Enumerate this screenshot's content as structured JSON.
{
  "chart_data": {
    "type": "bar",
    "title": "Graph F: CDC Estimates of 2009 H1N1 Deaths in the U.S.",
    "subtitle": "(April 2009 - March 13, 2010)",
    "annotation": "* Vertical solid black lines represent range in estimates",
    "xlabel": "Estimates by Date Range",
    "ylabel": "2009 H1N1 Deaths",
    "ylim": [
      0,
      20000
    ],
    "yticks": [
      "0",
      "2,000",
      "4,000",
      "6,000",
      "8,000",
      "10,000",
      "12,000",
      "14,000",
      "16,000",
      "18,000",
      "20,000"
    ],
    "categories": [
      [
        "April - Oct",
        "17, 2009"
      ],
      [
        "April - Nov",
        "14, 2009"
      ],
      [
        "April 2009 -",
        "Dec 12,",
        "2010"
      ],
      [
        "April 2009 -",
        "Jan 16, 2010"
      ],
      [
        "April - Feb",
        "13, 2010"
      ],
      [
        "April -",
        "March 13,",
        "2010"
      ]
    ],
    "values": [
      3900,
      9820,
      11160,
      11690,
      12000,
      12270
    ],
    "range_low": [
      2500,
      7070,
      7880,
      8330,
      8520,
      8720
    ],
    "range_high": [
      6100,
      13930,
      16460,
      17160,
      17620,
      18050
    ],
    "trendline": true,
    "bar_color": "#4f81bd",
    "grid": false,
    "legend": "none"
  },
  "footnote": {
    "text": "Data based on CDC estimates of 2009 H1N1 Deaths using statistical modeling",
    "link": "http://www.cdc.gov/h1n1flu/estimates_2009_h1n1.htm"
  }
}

### WHAT TO DO
Go through the records and print each one exactly.

### THE SOLUTION
Enumerate this screenshot's content as structured JSON.
{
  "chart_data": {
    "type": "bar",
    "title": "Graph F: CDC Estimates of 2009 H1N1 Deaths in the U.S.",
    "subtitle": "(April 2009 - March 13, 2010)",
    "annotation": "* Vertical solid black lines represent range in estimates",
    "xlabel": "Estimates by Date Range",
    "ylabel": "2009 H1N1 Deaths",
    "ylim": [
      0,
      20000
    ],
    "yticks": [
      "0",
      "2,000",
      "4,000",
      "6,000",
      "8,000",
      "10,000",
      "12,000",
      "14,000",
      "16,000",
      "18,000",
      "20,000"
    ],
    "categories": [
      [
        "April - Oct",
        "17, 2009"
      ],
      [
        "April - Nov",
        "14, 2009"
      ],
      [
        "April 2009 -",
        "Dec 12,",
        "2010"
      ],
      [
        "April 2009 -",
        "Jan 16, 2010"
      ],
      [
        "April - Feb",
        "13, 2010"
      ],
      [
        "April -",
        "March 13,",
        "2010"
      ]
    ],
    "values": [
      3900,
      9820,
      11160,
      11690,
      12000,
      12270
    ],
    "range_low": [
      2500,
      7070,
      7880,
      8330,
      8520,
      8720
    ],
    "range_high": [
      6100,
      13930,
      16460,
      17160,
      17620,
      18050
    ],
    "trendline": true,
    "bar_color": "#4f81bd",
    "grid": false,
    "legend": "none"
  },
  "footnote": {
    "text": "Data based on CDC estimates of 2009 H1N1 Deaths using statistical modeling",
    "link": "http://www.cdc.gov/h1n1flu/estimates_2009_h1n1.htm"
  }
}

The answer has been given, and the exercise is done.